[start of Page text]

July 21, 2010
Scalia writes for what some have called the big business wing of the court, that if you signed an unfair arbitration agreement and therefore claim it is unenforceable, you still cannot go to court — the arbitrator gets to decide if it was unfair.
The main question involved is whether one is able to go to court to determine if an arbitration agreement could be set aside because it was legally unconscionable.
The Supreme Court said if the agreement says the arbitrator is to determine if the agreement is enforceable, then under the Federal Arbitration Act (“FAA”), the arbitrator will make that decision and you cannot go to court. Justice Scalia wrote for the 5 justices that prevailed saying if the challenge was just to a particular part of the agreement rather than the whole, then a court could decide. So if one claimed just part of the agreement was unenforceable a court could decide, but if you claimed the whole agreement was unenforceable the arbitrator got to decide? Interesting!

[end of Page text]

[Complete the following]:
- 1) In the listing, change "Slett" to "Fjern" in everything from its first line down to the line containing "logged-in-user: LISE CHARLOTTE", and return those lines with nothing else altered.
- 2) Write what comes next in the post about the Supreme Court's ruling on arbitration agreements, picking up after its final sentence.

[start of Records provided]

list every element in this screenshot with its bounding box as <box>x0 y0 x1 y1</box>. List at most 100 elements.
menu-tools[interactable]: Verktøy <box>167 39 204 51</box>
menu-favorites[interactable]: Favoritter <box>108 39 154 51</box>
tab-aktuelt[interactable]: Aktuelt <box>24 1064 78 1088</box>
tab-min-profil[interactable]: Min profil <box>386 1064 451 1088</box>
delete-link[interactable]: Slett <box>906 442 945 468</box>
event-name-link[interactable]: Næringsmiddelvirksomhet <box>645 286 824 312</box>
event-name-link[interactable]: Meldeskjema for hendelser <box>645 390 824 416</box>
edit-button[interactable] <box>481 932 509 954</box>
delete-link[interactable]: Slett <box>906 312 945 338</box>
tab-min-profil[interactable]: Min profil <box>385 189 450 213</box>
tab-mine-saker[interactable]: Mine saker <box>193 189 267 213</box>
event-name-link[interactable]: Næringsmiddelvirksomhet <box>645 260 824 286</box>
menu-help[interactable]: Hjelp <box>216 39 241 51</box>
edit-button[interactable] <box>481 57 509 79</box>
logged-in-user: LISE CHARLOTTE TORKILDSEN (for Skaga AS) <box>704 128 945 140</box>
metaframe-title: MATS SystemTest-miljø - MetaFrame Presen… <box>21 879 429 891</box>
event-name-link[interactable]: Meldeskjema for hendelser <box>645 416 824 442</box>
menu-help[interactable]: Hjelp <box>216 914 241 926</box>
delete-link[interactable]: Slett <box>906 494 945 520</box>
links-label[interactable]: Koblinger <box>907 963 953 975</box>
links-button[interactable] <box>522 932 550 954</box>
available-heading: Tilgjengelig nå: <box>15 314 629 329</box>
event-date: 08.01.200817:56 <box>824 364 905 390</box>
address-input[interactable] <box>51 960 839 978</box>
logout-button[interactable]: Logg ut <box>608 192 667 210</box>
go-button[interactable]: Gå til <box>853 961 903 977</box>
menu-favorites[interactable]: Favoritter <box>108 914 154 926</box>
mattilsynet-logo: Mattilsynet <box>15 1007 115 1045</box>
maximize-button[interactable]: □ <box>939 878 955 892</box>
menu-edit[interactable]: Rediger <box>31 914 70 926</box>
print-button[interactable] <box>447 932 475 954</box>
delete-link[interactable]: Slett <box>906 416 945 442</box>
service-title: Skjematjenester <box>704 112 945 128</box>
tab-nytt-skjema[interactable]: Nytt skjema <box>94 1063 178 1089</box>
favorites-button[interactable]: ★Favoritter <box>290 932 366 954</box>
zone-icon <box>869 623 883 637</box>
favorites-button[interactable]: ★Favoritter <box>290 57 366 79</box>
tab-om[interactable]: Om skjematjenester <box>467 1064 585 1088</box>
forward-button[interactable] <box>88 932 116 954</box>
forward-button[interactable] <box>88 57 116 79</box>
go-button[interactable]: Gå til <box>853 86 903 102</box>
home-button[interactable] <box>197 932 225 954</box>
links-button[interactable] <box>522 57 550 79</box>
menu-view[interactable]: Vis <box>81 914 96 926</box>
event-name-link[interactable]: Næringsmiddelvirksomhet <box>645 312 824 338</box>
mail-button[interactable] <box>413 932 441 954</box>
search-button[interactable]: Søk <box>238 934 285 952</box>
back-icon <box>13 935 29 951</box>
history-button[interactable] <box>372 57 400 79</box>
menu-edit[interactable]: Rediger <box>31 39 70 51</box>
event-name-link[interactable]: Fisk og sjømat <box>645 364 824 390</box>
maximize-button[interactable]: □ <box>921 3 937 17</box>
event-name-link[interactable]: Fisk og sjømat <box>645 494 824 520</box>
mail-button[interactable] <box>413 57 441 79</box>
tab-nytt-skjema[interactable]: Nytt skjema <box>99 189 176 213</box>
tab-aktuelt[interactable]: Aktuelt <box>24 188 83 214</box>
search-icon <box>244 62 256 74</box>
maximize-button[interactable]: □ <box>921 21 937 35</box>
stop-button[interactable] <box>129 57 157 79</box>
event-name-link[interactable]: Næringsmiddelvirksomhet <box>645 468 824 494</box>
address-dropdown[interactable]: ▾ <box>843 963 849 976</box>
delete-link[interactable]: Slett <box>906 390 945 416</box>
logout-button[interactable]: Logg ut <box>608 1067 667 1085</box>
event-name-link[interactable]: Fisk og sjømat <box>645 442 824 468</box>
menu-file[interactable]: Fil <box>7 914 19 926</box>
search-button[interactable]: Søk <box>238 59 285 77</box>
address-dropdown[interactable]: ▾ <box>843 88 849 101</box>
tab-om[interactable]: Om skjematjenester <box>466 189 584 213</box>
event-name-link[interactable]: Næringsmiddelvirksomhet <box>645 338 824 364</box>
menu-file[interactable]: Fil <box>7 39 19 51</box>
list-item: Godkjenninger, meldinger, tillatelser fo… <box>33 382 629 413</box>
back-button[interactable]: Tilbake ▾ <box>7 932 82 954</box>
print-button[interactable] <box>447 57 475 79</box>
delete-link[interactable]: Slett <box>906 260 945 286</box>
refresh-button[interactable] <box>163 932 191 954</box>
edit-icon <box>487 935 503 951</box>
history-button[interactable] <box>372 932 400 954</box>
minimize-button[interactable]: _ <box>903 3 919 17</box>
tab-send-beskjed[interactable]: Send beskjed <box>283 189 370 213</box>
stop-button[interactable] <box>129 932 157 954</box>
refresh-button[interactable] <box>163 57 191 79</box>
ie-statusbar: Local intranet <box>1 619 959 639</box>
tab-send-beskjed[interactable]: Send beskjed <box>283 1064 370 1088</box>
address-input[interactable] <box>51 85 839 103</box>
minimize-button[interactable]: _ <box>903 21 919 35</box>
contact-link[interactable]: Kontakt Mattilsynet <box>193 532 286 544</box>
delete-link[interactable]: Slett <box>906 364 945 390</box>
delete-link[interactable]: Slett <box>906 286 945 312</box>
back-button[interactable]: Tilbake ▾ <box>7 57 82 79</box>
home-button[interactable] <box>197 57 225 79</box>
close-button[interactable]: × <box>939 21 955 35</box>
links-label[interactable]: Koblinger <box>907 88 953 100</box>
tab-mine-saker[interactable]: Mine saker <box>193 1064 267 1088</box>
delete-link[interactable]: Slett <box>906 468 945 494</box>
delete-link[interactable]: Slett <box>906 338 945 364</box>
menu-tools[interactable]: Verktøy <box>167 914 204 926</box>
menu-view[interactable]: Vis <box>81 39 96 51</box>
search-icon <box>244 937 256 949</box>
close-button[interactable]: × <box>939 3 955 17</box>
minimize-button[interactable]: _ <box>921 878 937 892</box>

[end of Records provided]

[Expected results]:
- 1)
list every element in this screenshot with its bounding box as <box>x0 y0 x1 y1</box>. List at most 100 elements.
menu-tools[interactable]: Verktøy <box>167 39 204 51</box>
menu-favorites[interactable]: Favoritter <box>108 39 154 51</box>
tab-aktuelt[interactable]: Aktuelt <box>24 1064 78 1088</box>
tab-min-profil[interactable]: Min profil <box>386 1064 451 1088</box>
delete-link[interactable]: Fjern <box>906 442 945 468</box>
event-name-link[interactable]: Næringsmiddelvirksomhet <box>645 286 824 312</box>
event-name-link[interactable]: Meldeskjema for hendelser <box>645 390 824 416</box>
edit-button[interactable] <box>481 932 509 954</box>
delete-link[interactable]: Fjern <box>906 312 945 338</box>
tab-min-profil[interactable]: Min profil <box>385 189 450 213</box>
tab-mine-saker[interactable]: Mine saker <box>193 189 267 213</box>
event-name-link[interactable]: Næringsmiddelvirksomhet <box>645 260 824 286</box>
menu-help[interactable]: Hjelp <box>216 39 241 51</box>
edit-button[interactable] <box>481 57 509 79</box>
logged-in-user: LISE CHARLOTTE TORKILDSEN (for Skaga AS) <box>704 128 945 140</box>

- 2)
Justice John Paul Stevens, writing for what some have called the “people’s side of the court” dissented and criticized the majority for adopting a position not proposed by either party during briefing or oral arguments. From a legal standpoint it is nearly unheard of for the court to make a decision on an issue or facts not raised by either side. Justices Ruth Bader Ginsburg, Stephen G. Breyer, and Sonia Sotomayor, joined in the dissent.
The lesson for all of us — don’t sign an arbitration agreement unless you are sure you know what you are doing. Understand that it will probably cost you more to go to arbitration than to court.
By Gregory S. Cusimano
Docket No.: 09-497
Petitioner: Rent-A-Center West, Inc.
Respondent: Antonio Jackson
Decided By: Roberts Court (2009-2010 )
Opinion: 561 U.S. ___ (2010)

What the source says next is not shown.